### PROBLEM DETAILS
From the entries below, count every line that contains the word "paper". Please give the number and nothing else.

□ □ □

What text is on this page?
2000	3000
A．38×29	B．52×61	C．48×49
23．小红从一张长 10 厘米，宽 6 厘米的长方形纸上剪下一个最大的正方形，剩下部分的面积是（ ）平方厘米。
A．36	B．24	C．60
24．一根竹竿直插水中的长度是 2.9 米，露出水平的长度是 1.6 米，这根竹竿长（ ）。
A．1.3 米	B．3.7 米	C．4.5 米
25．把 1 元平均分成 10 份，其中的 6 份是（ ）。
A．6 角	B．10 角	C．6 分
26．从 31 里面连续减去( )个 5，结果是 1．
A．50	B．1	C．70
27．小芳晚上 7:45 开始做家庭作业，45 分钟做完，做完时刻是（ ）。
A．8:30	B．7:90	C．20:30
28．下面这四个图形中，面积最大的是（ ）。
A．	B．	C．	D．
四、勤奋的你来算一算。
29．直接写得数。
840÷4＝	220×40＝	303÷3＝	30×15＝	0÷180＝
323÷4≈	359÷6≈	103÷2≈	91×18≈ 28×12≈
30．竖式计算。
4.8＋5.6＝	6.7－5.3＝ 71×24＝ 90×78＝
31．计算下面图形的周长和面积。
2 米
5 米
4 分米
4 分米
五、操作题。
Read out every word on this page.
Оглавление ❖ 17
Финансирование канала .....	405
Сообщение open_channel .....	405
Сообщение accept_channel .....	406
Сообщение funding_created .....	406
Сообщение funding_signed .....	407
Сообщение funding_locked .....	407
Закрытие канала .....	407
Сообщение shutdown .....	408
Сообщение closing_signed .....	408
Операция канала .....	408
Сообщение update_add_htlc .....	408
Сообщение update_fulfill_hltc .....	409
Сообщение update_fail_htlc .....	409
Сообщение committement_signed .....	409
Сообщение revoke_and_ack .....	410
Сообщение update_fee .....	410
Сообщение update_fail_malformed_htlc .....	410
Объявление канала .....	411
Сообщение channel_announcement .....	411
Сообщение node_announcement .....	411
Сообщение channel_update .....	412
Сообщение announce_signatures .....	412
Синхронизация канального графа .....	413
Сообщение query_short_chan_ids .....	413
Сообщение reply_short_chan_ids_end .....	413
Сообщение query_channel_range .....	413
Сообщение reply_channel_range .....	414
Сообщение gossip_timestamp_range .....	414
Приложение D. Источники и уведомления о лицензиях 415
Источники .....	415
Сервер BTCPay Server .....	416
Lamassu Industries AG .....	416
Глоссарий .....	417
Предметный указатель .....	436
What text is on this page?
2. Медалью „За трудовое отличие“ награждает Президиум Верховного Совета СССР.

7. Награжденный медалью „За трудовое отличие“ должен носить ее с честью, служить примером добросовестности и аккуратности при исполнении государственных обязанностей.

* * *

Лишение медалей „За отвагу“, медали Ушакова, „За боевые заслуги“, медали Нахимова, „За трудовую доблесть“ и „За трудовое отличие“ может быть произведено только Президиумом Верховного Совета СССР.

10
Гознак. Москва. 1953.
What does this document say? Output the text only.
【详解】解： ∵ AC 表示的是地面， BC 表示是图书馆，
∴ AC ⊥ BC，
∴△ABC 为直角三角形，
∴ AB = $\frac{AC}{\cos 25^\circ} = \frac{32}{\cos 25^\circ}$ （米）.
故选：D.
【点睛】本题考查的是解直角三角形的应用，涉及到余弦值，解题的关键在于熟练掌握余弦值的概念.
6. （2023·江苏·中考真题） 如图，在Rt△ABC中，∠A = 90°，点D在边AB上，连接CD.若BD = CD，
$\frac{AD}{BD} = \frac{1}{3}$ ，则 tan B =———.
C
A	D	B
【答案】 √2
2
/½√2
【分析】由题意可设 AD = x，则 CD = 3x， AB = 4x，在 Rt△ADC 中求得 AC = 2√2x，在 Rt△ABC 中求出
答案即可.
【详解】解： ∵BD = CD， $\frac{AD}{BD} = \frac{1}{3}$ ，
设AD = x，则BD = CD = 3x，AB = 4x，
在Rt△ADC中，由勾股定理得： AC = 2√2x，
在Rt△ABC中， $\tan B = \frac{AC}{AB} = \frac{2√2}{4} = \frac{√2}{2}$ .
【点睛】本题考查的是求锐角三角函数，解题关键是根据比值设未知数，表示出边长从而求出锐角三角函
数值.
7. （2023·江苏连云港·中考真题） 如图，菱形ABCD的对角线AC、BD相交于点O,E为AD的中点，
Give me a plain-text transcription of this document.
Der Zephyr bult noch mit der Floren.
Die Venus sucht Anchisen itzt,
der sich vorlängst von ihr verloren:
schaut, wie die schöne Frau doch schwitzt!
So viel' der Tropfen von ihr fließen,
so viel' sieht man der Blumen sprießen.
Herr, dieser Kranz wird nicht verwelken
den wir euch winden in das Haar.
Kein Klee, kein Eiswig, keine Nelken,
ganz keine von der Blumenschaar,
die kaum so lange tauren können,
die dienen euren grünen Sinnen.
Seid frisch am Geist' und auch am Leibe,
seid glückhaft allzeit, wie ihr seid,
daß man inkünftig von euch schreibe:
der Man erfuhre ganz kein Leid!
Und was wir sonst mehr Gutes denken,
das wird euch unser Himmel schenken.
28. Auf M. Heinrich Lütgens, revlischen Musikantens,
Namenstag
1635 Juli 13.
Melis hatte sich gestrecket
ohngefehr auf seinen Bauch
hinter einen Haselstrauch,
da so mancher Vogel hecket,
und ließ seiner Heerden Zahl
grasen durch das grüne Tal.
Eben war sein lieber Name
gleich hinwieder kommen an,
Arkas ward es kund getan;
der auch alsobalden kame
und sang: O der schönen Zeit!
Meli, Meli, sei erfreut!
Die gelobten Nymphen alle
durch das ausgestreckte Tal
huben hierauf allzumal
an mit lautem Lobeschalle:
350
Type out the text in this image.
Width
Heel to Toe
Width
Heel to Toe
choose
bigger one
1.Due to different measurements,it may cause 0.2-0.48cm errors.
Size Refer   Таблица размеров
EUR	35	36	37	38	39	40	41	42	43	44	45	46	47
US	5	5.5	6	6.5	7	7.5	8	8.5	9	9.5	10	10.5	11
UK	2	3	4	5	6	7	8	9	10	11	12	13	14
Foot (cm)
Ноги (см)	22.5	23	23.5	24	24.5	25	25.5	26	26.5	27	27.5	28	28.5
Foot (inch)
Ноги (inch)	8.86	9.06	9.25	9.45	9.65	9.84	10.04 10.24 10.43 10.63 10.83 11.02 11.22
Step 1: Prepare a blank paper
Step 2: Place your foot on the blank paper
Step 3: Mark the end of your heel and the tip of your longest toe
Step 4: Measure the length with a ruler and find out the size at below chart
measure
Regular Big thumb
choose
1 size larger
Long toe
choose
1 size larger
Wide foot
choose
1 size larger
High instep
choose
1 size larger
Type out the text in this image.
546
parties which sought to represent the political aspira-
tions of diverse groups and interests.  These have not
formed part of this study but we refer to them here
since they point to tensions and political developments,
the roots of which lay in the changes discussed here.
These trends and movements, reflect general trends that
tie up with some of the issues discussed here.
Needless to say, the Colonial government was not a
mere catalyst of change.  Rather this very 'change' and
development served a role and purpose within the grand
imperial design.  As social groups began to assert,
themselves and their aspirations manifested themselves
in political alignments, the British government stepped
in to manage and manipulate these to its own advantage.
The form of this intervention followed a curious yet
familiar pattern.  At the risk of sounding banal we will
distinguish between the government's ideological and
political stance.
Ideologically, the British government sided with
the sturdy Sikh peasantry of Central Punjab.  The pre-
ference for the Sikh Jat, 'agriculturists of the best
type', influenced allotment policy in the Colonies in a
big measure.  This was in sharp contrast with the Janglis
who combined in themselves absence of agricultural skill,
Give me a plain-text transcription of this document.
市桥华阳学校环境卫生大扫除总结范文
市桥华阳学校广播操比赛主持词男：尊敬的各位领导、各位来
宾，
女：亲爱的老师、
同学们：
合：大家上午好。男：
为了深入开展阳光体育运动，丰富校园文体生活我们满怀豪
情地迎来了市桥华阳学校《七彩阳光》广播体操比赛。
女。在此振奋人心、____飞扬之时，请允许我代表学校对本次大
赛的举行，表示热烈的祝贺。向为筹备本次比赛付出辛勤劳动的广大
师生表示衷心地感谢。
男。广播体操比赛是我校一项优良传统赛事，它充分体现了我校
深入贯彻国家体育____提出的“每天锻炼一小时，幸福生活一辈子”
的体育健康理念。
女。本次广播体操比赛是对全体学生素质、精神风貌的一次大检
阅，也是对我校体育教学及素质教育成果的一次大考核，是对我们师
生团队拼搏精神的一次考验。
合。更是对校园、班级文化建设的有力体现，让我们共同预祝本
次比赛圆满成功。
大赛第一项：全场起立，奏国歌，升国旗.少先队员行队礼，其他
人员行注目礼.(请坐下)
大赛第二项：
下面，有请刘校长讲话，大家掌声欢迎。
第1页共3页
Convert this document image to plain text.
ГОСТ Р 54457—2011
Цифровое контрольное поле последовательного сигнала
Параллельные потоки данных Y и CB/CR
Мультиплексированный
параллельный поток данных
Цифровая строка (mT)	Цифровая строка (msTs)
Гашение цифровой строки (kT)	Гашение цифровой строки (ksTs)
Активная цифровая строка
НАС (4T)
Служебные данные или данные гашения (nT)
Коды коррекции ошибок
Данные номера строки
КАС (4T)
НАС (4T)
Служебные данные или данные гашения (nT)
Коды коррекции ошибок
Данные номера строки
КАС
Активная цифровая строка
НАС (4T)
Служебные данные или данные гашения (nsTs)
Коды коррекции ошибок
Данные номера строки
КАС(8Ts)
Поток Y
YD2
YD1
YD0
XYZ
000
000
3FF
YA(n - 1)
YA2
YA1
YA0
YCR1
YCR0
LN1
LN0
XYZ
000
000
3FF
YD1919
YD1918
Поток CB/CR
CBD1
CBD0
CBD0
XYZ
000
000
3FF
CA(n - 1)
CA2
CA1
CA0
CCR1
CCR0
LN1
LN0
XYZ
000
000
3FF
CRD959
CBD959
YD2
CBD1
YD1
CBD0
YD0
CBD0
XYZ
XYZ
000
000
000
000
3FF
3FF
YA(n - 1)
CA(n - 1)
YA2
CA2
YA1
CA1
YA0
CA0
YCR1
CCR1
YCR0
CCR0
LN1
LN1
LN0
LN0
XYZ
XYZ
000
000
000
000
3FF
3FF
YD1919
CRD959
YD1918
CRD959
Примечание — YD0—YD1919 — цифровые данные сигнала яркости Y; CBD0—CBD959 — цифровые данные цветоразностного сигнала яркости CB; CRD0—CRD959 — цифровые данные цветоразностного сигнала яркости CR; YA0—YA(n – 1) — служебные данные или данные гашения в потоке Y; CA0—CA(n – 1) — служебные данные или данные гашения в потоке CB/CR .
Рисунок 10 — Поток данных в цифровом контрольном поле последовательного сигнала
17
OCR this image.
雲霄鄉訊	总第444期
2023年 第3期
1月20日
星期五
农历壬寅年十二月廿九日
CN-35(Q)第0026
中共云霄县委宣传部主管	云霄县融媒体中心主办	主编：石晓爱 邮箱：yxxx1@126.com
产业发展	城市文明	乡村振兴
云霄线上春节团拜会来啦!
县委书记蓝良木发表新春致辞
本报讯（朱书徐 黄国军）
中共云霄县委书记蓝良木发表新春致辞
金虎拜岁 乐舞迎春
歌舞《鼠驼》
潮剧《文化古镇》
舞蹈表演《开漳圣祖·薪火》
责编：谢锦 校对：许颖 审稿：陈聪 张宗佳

□ □ □

### EXERCISE RESPONSE
2